[Begin Records to process]

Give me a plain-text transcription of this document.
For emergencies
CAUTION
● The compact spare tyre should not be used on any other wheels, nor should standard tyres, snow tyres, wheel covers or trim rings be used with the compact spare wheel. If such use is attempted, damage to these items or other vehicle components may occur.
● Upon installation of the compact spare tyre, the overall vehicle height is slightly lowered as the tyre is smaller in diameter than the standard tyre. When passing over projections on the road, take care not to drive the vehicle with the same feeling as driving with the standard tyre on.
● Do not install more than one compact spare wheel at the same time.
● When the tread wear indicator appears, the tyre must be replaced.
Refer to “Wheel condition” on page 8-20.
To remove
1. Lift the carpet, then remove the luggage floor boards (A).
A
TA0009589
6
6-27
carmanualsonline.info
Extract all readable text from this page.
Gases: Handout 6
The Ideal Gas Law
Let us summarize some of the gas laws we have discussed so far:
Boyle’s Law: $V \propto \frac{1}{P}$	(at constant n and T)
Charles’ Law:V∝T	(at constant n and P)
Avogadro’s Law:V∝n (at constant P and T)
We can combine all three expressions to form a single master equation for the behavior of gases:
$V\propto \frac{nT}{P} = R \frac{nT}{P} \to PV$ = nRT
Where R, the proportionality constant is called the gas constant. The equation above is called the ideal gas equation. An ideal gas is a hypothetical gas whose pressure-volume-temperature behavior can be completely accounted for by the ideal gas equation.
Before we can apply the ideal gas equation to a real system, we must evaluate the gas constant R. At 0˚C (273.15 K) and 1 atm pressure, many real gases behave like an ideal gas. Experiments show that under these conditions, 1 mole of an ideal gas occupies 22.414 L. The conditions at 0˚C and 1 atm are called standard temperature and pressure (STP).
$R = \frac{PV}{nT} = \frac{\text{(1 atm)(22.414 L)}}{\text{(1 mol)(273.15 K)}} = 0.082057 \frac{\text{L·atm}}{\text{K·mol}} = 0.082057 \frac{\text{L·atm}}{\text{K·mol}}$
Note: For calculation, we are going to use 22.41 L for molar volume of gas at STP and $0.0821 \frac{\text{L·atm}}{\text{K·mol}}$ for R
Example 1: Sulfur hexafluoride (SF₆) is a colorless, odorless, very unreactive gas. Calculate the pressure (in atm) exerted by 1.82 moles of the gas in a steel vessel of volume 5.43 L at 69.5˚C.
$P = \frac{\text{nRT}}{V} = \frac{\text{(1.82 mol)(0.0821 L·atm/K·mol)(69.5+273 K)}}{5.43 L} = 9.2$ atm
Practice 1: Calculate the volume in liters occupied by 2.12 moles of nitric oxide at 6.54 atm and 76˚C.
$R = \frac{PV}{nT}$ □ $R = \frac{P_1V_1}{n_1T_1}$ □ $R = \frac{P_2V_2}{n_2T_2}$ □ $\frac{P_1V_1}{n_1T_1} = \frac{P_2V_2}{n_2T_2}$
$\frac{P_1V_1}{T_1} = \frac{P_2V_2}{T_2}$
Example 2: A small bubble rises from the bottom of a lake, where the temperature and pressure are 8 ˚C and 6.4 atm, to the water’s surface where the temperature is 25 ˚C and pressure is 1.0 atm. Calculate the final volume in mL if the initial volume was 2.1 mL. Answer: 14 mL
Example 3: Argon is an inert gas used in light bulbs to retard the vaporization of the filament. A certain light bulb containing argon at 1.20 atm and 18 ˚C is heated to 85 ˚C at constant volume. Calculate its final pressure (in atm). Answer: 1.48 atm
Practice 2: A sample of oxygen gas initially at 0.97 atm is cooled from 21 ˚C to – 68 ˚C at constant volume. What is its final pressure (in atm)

[End Records to process]

Repeat all of the entries exactly.

* _Final result_
Give me a plain-text transcription of this document.
For emergencies
CAUTION
● The compact spare tyre should not be used on any other wheels, nor should standard tyres, snow tyres, wheel covers or trim rings be used with the compact spare wheel. If such use is attempted, damage to these items or other vehicle components may occur.
● Upon installation of the compact spare tyre, the overall vehicle height is slightly lowered as the tyre is smaller in diameter than the standard tyre. When passing over projections on the road, take care not to drive the vehicle with the same feeling as driving with the standard tyre on.
● Do not install more than one compact spare wheel at the same time.
● When the tread wear indicator appears, the tyre must be replaced.
Refer to “Wheel condition” on page 8-20.
To remove
1. Lift the carpet, then remove the luggage floor boards (A).
A
TA0009589
6
6-27
carmanualsonline.info
Extract all readable text from this page.
Gases: Handout 6
The Ideal Gas Law
Let us summarize some of the gas laws we have discussed so far:
Boyle’s Law: $V \propto \frac{1}{P}$	(at constant n and T)
Charles’ Law:V∝T	(at constant n and P)
Avogadro’s Law:V∝n (at constant P and T)
We can combine all three expressions to form a single master equation for the behavior of gases:
$V\propto \frac{nT}{P} = R \frac{nT}{P} \to PV$ = nRT
Where R, the proportionality constant is called the gas constant. The equation above is called the ideal gas equation. An ideal gas is a hypothetical gas whose pressure-volume-temperature behavior can be completely accounted for by the ideal gas equation.
Before we can apply the ideal gas equation to a real system, we must evaluate the gas constant R. At 0˚C (273.15 K) and 1 atm pressure, many real gases behave like an ideal gas. Experiments show that under these conditions, 1 mole of an ideal gas occupies 22.414 L. The conditions at 0˚C and 1 atm are called standard temperature and pressure (STP).
$R = \frac{PV}{nT} = \frac{\text{(1 atm)(22.414 L)}}{\text{(1 mol)(273.15 K)}} = 0.082057 \frac{\text{L·atm}}{\text{K·mol}} = 0.082057 \frac{\text{L·atm}}{\text{K·mol}}$
Note: For calculation, we are going to use 22.41 L for molar volume of gas at STP and $0.0821 \frac{\text{L·atm}}{\text{K·mol}}$ for R
Example 1: Sulfur hexafluoride (SF₆) is a colorless, odorless, very unreactive gas. Calculate the pressure (in atm) exerted by 1.82 moles of the gas in a steel vessel of volume 5.43 L at 69.5˚C.
$P = \frac{\text{nRT}}{V} = \frac{\text{(1.82 mol)(0.0821 L·atm/K·mol)(69.5+273 K)}}{5.43 L} = 9.2$ atm
Practice 1: Calculate the volume in liters occupied by 2.12 moles of nitric oxide at 6.54 atm and 76˚C.
$R = \frac{PV}{nT}$ □ $R = \frac{P_1V_1}{n_1T_1}$ □ $R = \frac{P_2V_2}{n_2T_2}$ □ $\frac{P_1V_1}{n_1T_1} = \frac{P_2V_2}{n_2T_2}$
$\frac{P_1V_1}{T_1} = \frac{P_2V_2}{T_2}$
Example 2: A small bubble rises from the bottom of a lake, where the temperature and pressure are 8 ˚C and 6.4 atm, to the water’s surface where the temperature is 25 ˚C and pressure is 1.0 atm. Calculate the final volume in mL if the initial volume was 2.1 mL. Answer: 14 mL
Example 3: Argon is an inert gas used in light bulbs to retard the vaporization of the filament. A certain light bulb containing argon at 1.20 atm and 18 ˚C is heated to 85 ˚C at constant volume. Calculate its final pressure (in atm). Answer: 1.48 atm
Practice 2: A sample of oxygen gas initially at 0.97 atm is cooled from 21 ˚C to – 68 ˚C at constant volume. What is its final pressure (in atm)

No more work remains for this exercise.